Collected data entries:

════════════════

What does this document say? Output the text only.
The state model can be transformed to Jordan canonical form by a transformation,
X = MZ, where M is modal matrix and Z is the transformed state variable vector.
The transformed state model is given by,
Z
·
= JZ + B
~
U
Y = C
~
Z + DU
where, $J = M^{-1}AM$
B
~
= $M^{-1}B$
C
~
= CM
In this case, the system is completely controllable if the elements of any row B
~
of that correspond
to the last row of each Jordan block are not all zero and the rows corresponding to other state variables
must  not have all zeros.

════════════════

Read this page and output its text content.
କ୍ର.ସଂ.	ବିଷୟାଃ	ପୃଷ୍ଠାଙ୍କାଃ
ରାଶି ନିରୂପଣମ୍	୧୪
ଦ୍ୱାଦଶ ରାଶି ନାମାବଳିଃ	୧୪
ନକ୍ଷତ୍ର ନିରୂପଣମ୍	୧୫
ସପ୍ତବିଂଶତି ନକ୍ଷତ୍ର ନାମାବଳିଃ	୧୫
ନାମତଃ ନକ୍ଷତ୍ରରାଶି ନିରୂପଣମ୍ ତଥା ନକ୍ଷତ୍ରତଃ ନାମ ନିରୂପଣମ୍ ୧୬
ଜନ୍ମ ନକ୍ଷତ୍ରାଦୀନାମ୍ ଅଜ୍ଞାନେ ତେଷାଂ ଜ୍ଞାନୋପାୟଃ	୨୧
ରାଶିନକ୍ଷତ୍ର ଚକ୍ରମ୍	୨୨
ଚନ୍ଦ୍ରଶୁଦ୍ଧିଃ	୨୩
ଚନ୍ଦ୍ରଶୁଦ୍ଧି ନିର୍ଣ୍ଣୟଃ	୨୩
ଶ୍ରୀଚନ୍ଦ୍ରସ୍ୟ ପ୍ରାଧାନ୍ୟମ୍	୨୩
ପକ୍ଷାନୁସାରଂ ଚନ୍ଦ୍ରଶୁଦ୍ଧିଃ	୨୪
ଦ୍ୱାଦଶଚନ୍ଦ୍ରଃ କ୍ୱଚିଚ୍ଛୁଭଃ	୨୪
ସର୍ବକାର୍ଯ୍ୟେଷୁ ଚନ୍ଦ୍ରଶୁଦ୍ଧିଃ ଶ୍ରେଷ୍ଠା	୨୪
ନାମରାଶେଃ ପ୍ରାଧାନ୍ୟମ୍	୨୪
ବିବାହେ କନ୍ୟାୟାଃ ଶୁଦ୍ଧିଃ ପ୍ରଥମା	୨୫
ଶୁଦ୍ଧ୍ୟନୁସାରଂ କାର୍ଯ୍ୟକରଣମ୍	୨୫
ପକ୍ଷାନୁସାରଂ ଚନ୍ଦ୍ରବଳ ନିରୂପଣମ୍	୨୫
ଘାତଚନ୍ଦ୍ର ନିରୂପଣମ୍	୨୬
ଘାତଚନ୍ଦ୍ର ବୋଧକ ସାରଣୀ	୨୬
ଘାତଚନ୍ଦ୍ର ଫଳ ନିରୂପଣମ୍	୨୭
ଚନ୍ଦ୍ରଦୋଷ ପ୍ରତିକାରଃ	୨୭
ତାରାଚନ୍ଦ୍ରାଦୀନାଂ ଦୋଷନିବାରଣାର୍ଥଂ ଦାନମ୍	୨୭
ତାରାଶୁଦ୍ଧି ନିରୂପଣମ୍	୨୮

════════════════

■ WHAT THE TASK ASKS
Where a line in the entries holds the word "this", copy that line.

■ TASK OUTPUT
What does this document say? Output the text only.
In this case, the system is completely controllable if the elements of any row B
Read this page and output its text content.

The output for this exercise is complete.